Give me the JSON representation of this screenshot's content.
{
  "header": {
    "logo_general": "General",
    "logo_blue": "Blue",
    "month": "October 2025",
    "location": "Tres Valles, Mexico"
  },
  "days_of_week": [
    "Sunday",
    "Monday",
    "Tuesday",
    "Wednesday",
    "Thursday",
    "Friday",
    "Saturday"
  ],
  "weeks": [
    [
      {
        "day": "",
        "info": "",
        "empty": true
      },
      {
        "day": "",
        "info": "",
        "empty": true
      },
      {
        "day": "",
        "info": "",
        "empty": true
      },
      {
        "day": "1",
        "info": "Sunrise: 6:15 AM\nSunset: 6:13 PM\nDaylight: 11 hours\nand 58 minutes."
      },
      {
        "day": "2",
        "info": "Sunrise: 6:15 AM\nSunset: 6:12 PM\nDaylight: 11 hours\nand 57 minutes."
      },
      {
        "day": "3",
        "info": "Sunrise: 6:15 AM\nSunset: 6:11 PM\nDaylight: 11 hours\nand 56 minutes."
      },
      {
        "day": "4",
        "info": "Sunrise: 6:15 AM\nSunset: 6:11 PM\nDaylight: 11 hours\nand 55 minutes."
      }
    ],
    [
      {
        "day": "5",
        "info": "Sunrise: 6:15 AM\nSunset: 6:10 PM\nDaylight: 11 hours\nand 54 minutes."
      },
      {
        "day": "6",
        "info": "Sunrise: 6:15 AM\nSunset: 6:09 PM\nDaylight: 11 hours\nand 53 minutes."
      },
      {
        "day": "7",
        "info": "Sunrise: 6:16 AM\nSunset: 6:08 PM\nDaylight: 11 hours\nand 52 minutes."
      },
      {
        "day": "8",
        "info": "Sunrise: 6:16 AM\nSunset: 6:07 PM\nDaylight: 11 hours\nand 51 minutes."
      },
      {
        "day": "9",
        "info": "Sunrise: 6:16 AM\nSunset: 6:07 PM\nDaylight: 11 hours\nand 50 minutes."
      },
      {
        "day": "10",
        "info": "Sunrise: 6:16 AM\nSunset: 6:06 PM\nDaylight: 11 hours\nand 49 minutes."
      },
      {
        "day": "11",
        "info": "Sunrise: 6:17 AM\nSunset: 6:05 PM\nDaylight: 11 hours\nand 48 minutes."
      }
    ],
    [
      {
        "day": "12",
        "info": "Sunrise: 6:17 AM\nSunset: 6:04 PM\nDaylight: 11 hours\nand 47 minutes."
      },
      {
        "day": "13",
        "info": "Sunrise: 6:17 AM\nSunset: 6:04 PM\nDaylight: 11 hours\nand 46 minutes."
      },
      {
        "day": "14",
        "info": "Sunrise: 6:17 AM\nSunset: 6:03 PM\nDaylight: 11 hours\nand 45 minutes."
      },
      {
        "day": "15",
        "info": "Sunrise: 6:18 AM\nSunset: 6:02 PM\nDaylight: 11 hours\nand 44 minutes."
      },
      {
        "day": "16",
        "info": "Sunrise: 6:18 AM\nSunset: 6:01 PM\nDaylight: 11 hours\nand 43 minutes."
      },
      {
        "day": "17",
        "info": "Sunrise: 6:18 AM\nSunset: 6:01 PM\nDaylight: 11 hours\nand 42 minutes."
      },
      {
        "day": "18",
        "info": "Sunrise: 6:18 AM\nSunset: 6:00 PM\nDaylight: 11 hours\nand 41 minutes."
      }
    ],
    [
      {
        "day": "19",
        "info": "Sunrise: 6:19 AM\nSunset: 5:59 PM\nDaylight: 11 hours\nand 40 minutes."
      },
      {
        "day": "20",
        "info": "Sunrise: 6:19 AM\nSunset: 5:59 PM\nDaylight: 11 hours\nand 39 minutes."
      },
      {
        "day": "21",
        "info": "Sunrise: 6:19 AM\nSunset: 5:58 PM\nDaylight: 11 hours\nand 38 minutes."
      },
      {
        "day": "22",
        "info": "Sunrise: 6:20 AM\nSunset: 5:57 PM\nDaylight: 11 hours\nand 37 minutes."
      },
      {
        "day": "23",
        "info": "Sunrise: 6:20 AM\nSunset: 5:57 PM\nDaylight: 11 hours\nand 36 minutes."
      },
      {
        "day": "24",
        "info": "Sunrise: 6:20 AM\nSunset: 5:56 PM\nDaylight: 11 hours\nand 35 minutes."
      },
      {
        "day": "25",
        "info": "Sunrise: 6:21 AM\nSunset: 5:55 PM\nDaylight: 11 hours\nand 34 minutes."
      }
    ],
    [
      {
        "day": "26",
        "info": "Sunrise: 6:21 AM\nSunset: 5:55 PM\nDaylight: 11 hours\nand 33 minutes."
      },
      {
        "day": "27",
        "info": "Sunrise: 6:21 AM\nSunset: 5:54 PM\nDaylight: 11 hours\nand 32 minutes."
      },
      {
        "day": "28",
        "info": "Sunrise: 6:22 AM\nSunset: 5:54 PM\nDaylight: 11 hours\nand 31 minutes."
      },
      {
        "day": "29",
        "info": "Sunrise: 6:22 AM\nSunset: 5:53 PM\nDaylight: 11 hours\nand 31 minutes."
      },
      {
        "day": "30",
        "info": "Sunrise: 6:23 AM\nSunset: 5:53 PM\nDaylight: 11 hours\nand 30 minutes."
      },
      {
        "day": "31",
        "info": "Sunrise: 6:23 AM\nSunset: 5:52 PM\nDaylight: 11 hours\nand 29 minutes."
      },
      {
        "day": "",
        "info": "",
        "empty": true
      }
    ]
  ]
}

|---|

Print all of the data exactly as it was given.

Give me the JSON representation of this screenshot's content.
{
  "header": {
    "logo_general": "General",
    "logo_blue": "Blue",
    "month": "October 2025",
    "location": "Tres Valles, Mexico"
  },
  "days_of_week": [
    "Sunday",
    "Monday",
    "Tuesday",
    "Wednesday",
    "Thursday",
    "Friday",
    "Saturday"
  ],
  "weeks": [
    [
      {
        "day": "",
        "info": "",
        "empty": true
      },
      {
        "day": "",
        "info": "",
        "empty": true
      },
      {
        "day": "",
        "info": "",
        "empty": true
      },
      {
        "day": "1",
        "info": "Sunrise: 6:15 AM\nSunset: 6:13 PM\nDaylight: 11 hours\nand 58 minutes."
      },
      {
        "day": "2",
        "info": "Sunrise: 6:15 AM\nSunset: 6:12 PM\nDaylight: 11 hours\nand 57 minutes."
      },
      {
        "day": "3",
        "info": "Sunrise: 6:15 AM\nSunset: 6:11 PM\nDaylight: 11 hours\nand 56 minutes."
      },
      {
        "day": "4",
        "info": "Sunrise: 6:15 AM\nSunset: 6:11 PM\nDaylight: 11 hours\nand 55 minutes."
      }
    ],
    [
      {
        "day": "5",
        "info": "Sunrise: 6:15 AM\nSunset: 6:10 PM\nDaylight: 11 hours\nand 54 minutes."
      },
      {
        "day": "6",
        "info": "Sunrise: 6:15 AM\nSunset: 6:09 PM\nDaylight: 11 hours\nand 53 minutes."
      },
      {
        "day": "7",
        "info": "Sunrise: 6:16 AM\nSunset: 6:08 PM\nDaylight: 11 hours\nand 52 minutes."
      },
      {
        "day": "8",
        "info": "Sunrise: 6:16 AM\nSunset: 6:07 PM\nDaylight: 11 hours\nand 51 minutes."
      },
      {
        "day": "9",
        "info": "Sunrise: 6:16 AM\nSunset: 6:07 PM\nDaylight: 11 hours\nand 50 minutes."
      },
      {
        "day": "10",
        "info": "Sunrise: 6:16 AM\nSunset: 6:06 PM\nDaylight: 11 hours\nand 49 minutes."
      },
      {
        "day": "11",
        "info": "Sunrise: 6:17 AM\nSunset: 6:05 PM\nDaylight: 11 hours\nand 48 minutes."
      }
    ],
    [
      {
        "day": "12",
        "info": "Sunrise: 6:17 AM\nSunset: 6:04 PM\nDaylight: 11 hours\nand 47 minutes."
      },
      {
        "day": "13",
        "info": "Sunrise: 6:17 AM\nSunset: 6:04 PM\nDaylight: 11 hours\nand 46 minutes."
      },
      {
        "day": "14",
        "info": "Sunrise: 6:17 AM\nSunset: 6:03 PM\nDaylight: 11 hours\nand 45 minutes."
      },
      {
        "day": "15",
        "info": "Sunrise: 6:18 AM\nSunset: 6:02 PM\nDaylight: 11 hours\nand 44 minutes."
      },
      {
        "day": "16",
        "info": "Sunrise: 6:18 AM\nSunset: 6:01 PM\nDaylight: 11 hours\nand 43 minutes."
      },
      {
        "day": "17",
        "info": "Sunrise: 6:18 AM\nSunset: 6:01 PM\nDaylight: 11 hours\nand 42 minutes."
      },
      {
        "day": "18",
        "info": "Sunrise: 6:18 AM\nSunset: 6:00 PM\nDaylight: 11 hours\nand 41 minutes."
      }
    ],
    [
      {
        "day": "19",
        "info": "Sunrise: 6:19 AM\nSunset: 5:59 PM\nDaylight: 11 hours\nand 40 minutes."
      },
      {
        "day": "20",
        "info": "Sunrise: 6:19 AM\nSunset: 5:59 PM\nDaylight: 11 hours\nand 39 minutes."
      },
      {
        "day": "21",
        "info": "Sunrise: 6:19 AM\nSunset: 5:58 PM\nDaylight: 11 hours\nand 38 minutes."
      },
      {
        "day": "22",
        "info": "Sunrise: 6:20 AM\nSunset: 5:57 PM\nDaylight: 11 hours\nand 37 minutes."
      },
      {
        "day": "23",
        "info": "Sunrise: 6:20 AM\nSunset: 5:57 PM\nDaylight: 11 hours\nand 36 minutes."
      },
      {
        "day": "24",
        "info": "Sunrise: 6:20 AM\nSunset: 5:56 PM\nDaylight: 11 hours\nand 35 minutes."
      },
      {
        "day": "25",
        "info": "Sunrise: 6:21 AM\nSunset: 5:55 PM\nDaylight: 11 hours\nand 34 minutes."
      }
    ],
    [
      {
        "day": "26",
        "info": "Sunrise: 6:21 AM\nSunset: 5:55 PM\nDaylight: 11 hours\nand 33 minutes."
      },
      {
        "day": "27",
        "info": "Sunrise: 6:21 AM\nSunset: 5:54 PM\nDaylight: 11 hours\nand 32 minutes."
      },
      {
        "day": "28",
        "info": "Sunrise: 6:22 AM\nSunset: 5:54 PM\nDaylight: 11 hours\nand 31 minutes."
      },
      {
        "day": "29",
        "info": "Sunrise: 6:22 AM\nSunset: 5:53 PM\nDaylight: 11 hours\nand 31 minutes."
      },
      {
        "day": "30",
        "info": "Sunrise: 6:23 AM\nSunset: 5:53 PM\nDaylight: 11 hours\nand 30 minutes."
      },
      {
        "day": "31",
        "info": "Sunrise: 6:23 AM\nSunset: 5:52 PM\nDaylight: 11 hours\nand 29 minutes."
      },
      {
        "day": "",
        "info": "",
        "empty": true
      }
    ]
  ]
}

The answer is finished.